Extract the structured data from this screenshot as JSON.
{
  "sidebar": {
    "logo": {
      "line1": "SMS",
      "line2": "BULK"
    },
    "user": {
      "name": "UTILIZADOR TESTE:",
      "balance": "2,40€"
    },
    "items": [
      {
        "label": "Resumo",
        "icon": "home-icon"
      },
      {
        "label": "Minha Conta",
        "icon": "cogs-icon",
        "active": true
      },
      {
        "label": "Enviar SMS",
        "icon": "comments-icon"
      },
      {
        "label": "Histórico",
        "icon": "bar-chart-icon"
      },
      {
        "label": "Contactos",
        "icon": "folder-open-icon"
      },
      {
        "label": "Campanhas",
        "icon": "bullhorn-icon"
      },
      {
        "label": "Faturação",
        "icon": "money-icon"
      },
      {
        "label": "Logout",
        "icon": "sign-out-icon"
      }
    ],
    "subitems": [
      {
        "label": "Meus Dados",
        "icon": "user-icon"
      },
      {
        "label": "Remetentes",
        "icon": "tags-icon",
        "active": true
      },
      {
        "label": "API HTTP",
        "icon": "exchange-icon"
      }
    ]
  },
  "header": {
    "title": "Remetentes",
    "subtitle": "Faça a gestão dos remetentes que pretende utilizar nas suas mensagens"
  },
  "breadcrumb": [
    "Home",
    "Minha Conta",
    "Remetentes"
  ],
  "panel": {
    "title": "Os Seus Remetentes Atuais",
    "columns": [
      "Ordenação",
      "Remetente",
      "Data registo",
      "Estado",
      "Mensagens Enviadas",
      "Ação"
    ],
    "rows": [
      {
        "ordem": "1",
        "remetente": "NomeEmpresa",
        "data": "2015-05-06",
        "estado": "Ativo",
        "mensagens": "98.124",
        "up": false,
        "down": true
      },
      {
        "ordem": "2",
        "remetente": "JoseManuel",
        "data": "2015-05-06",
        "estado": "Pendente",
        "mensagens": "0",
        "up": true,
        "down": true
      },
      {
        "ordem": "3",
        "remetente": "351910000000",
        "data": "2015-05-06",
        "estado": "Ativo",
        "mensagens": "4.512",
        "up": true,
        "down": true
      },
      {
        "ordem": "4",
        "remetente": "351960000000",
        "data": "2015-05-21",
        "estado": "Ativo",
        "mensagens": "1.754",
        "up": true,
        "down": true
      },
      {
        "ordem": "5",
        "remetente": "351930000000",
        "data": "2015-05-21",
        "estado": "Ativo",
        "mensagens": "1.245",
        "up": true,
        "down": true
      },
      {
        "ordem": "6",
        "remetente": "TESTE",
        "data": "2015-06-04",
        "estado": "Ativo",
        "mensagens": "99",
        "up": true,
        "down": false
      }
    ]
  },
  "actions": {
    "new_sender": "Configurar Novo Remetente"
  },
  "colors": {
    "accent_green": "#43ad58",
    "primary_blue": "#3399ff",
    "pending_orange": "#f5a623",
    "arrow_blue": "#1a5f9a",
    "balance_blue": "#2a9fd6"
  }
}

──────────────────────────────

__DIRECTIONS FOR THIS TASK__
Across the entries, how many lines contain "icon"? Reply with the number only.

__FULL SOLUTION__
11